TASK TO COMPLETE> Count every line in the following entries where the word "translate" appears. Give the count alone.
— BEGIN SOURCE DATA —
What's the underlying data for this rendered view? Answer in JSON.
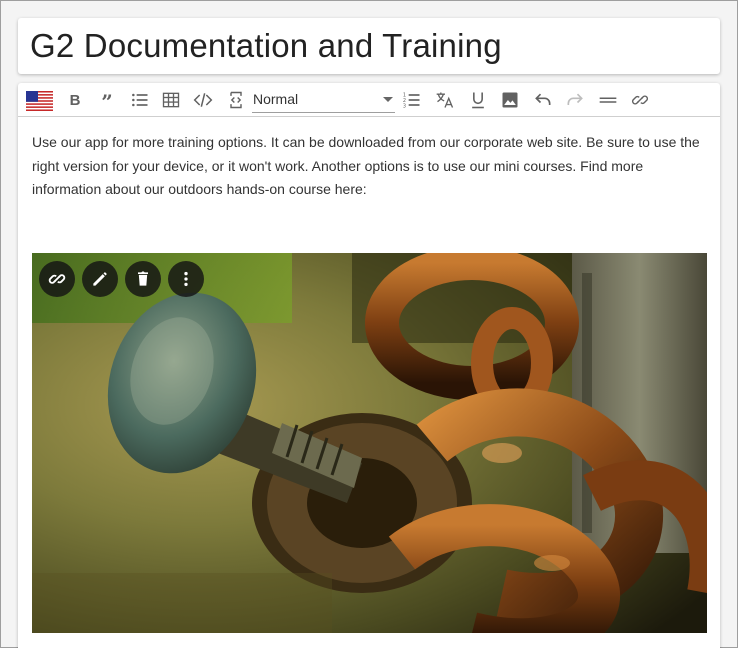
{
  "page": {
    "title": "G2 Documentation and Training"
  },
  "toolbar": {
    "language_icon": "us-flag-icon",
    "format_select": {
      "selected": "Normal"
    },
    "buttons": [
      {
        "name": "bold-button",
        "icon": "bold-icon"
      },
      {
        "name": "blockquote-button",
        "icon": "quote-icon"
      },
      {
        "name": "bulleted-list-button",
        "icon": "bulleted-list-icon"
      },
      {
        "name": "table-button",
        "icon": "table-icon"
      },
      {
        "name": "code-button",
        "icon": "code-icon"
      },
      {
        "name": "source-button",
        "icon": "source-icon"
      },
      {
        "name": "numbered-list-button",
        "icon": "numbered-list-icon"
      },
      {
        "name": "translate-button",
        "icon": "translate-icon"
      },
      {
        "name": "underline-button",
        "icon": "underline-icon"
      },
      {
        "name": "insert-image-button",
        "icon": "image-icon"
      },
      {
        "name": "undo-button",
        "icon": "undo-icon"
      },
      {
        "name": "redo-button",
        "icon": "redo-icon"
      },
      {
        "name": "horizontal-rule-button",
        "icon": "horizontal-rule-icon"
      },
      {
        "name": "link-button",
        "icon": "link-icon"
      }
    ]
  },
  "editor": {
    "paragraph": "Use our app for more training options. It can be downloaded from our corporate web site. Be sure to use the right version for your device, or it won't work. Another options is to use our mini courses. Find more information about our outdoors hands-on course here:"
  },
  "image_toolbar": {
    "buttons": [
      {
        "name": "image-link-button",
        "icon": "link-icon"
      },
      {
        "name": "image-edit-button",
        "icon": "pencil-icon"
      },
      {
        "name": "image-delete-button",
        "icon": "trash-icon"
      },
      {
        "name": "image-more-button",
        "icon": "more-vertical-icon"
      }
    ]
  },
  "colors": {
    "toolbar_icon": "#616161",
    "image_button_bg": "#141414",
    "title_text": "#222222"
  }
}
— END SOURCE DATA —
FULL SOLUTION> 2